→ Your instructions: Look through the records below and collect all lines that hold the string "rooms".

→ Data provided:
★ ★ ★ ★

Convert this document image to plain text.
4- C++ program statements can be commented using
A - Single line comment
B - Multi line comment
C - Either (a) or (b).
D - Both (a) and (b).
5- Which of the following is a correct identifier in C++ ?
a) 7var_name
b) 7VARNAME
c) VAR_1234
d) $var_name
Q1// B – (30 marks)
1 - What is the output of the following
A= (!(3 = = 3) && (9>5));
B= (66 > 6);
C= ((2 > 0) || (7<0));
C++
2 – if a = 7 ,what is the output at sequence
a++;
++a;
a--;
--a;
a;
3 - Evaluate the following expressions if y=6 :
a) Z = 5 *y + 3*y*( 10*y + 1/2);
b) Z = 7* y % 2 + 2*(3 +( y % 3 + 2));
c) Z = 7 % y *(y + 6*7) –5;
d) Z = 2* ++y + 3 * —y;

★ ★ ★ ★

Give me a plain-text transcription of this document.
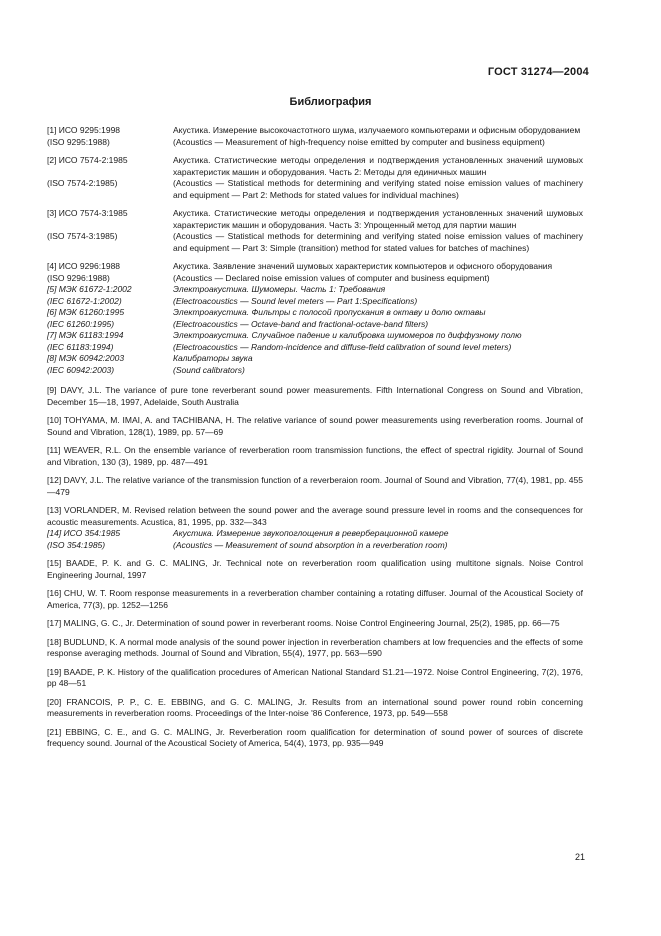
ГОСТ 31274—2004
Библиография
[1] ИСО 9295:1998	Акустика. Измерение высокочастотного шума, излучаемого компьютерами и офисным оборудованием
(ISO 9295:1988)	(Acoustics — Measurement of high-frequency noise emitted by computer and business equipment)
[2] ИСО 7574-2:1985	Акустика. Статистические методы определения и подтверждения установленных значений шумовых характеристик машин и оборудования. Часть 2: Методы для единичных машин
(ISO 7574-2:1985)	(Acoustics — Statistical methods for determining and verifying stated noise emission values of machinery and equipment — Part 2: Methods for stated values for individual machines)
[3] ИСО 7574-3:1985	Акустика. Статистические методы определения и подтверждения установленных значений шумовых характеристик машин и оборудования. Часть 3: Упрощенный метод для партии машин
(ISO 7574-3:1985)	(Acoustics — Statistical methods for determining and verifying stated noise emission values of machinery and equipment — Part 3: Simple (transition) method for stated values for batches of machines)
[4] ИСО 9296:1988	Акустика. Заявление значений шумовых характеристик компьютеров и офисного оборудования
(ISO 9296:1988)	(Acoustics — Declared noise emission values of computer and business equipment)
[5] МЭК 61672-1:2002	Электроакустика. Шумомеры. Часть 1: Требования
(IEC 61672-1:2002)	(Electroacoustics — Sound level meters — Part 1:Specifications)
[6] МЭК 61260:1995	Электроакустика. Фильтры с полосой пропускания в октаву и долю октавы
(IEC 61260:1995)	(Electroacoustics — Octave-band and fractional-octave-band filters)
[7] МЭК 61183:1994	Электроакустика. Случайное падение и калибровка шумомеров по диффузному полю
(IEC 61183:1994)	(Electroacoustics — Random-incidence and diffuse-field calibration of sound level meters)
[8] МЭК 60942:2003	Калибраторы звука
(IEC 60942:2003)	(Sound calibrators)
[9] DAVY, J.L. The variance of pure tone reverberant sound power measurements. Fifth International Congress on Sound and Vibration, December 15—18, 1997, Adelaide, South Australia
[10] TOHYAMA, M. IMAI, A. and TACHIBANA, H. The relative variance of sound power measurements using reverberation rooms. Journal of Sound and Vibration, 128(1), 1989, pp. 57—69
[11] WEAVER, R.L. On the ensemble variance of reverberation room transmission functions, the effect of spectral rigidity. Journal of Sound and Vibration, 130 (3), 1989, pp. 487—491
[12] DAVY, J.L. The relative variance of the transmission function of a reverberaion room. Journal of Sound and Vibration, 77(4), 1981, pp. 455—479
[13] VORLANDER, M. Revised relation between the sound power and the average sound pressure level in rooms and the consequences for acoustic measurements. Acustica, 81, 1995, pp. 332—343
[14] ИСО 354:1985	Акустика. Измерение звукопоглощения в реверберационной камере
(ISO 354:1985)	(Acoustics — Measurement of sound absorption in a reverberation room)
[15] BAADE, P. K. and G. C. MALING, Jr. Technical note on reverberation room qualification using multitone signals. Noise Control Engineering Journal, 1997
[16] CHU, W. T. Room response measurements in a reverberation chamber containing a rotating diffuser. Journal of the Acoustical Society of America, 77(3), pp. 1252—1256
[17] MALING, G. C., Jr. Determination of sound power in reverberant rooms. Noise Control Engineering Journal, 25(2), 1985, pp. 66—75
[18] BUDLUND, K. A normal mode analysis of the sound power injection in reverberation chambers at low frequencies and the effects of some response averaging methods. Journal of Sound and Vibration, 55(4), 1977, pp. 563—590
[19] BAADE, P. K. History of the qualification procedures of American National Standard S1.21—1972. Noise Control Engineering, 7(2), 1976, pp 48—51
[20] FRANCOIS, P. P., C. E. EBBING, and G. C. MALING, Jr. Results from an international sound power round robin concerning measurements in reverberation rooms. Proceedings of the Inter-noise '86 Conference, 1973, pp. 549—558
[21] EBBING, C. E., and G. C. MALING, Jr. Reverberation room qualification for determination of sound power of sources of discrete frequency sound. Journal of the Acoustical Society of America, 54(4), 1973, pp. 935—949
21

★ ★ ★ ★

→ Result of the exercise:
[10] TOHYAMA, M. IMAI, A. and TACHIBANA, H. The relative variance of sound power measurements using reverberation rooms. Journal of Sound and Vibration, 128(1), 1989, pp. 57—69
[13] VORLANDER, M. Revised relation between the sound power and the average sound pressure level in rooms and the consequences for acoustic measurements. Acustica, 81, 1995, pp. 332—343
[17] MALING, G. C., Jr. Determination of sound power in reverberant rooms. Noise Control Engineering Journal, 25(2), 1985, pp. 66—75
[20] FRANCOIS, P. P., C. E. EBBING, and G. C. MALING, Jr. Results from an international sound power round robin concerning measurements in reverberation rooms. Proceedings of the Inter-noise '86 Conference, 1973, pp. 549—558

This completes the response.